> **Consigne**
Les affirmations suivantes sont-elles conformes à l'extrait sur les relations franco-polonaises ? Répondez par oui ou par non à chacune, en citant mot pour mot les termes décisifs de l'extrait.
(a) Les relations entre la France et la Pologne ont parfois été antagonistes.
(b) Au Moyen Âge, de nombreux moines français sont partis en Pologne.
(c) Marie Curie a reçu le prix Nobel de chimie en 1903.

> **Extrait choisi**
L'homme d’affaires francais. Il est régulièrement interviewé par les medias francais pour ses expertises économiques et financières.

A l’heure ou Emmanuel Macron multiplie les provocations contre le Groupe de Visegrad et la Pologne en particulier- sur les migrants, les travailleurs détachés ou le spectre d’une Europe à plusieurs vitesses-, il convient de rappeler les relations millénaires entre la France et la Pologne – ecrit Sébastien LAYE

.Lorsque Hughes Capet fonde véritablement la monarchie française, Mieszko, duc des Polanes, fonde la monarchie nationale polonaise, et les échanges sont avérés dès le Moyen Age, au point de vue économique mais surtout culturel quand de nombreux moines français partiront en Pologne.

Comme avec toute nation, les relations de la France avec la Pologne furent plus ou moins amicales selon les époques, mais jamais antagonistes. Surtout, la France napoléonienne mais aussi la France du XXe siècle toujours soutiendra la cause d’une Pologne indépendante, y compris au péril de la menace russe.

Avec l’adhésion à l’UE en 2004, la France reconnaitra la position charnière de l’Europe dans l’architecture européenne moderne.

Mais c’est au bien au-delà des liens politiques qu’il faut chercher l’essence même de la relation franco polonaise, puisque c’est bien un liant culturel qui fonde l’admiration réciproque des deux nations. Le génie artistique et scientifique français n’eut de cesse d’être alimenté par des vagues d’émigration polonaise au cours de l’histoire tumultueuse de cette nation. Nous citerons le célèbre patriote et révolutionnaire polonais Tadeusz Kosciuszko, le grand compositeur classique ’’national-romantique’’ Frédéric Chopin, l’historien ’’révolutionnaire’’ (et politiquement engagé…) Joachim Lelewel (un admirateur et émule de notre Michelet…), le grand poète ’’national-romantique’’ Adam Mickiewicz ou encore la future prix nobel de physique (en 1903) et chimie (en 1911) Marie Sklodkowska (effectivement plus connue pour les français sous le nom de Marie Curie, après son mariage avec le chercheur français Pierre Curie).

> **Données affichées**

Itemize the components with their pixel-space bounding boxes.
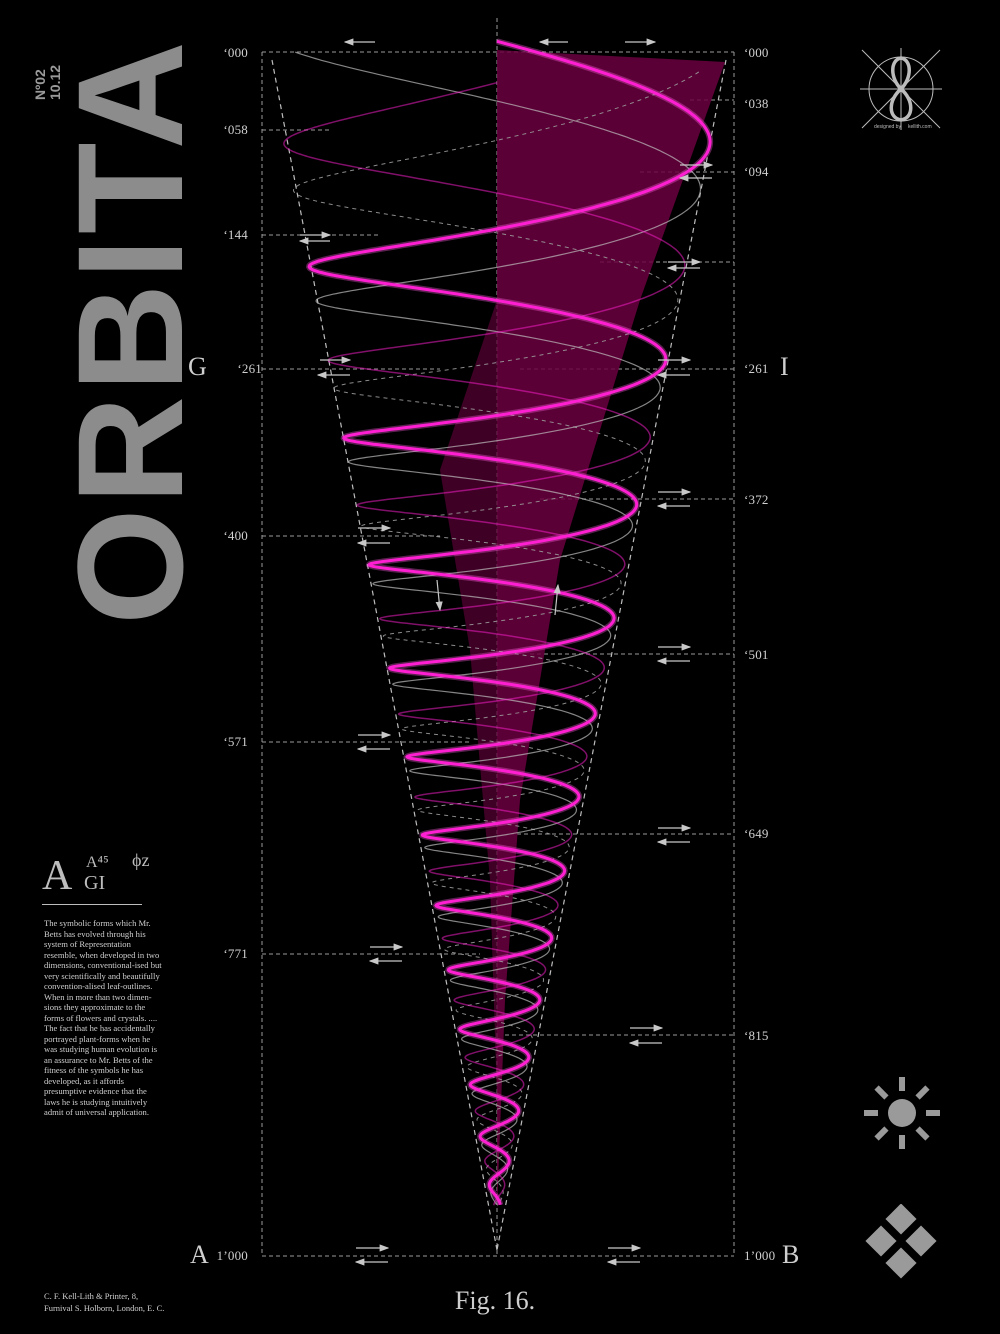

> **Réponse**
(a) Non : « mais jamais antagonistes ».
(b) Oui : « de nombreux moines français partiront en Pologne ».
(c) Non : « physique (en 1903) et chimie (en 1911) ».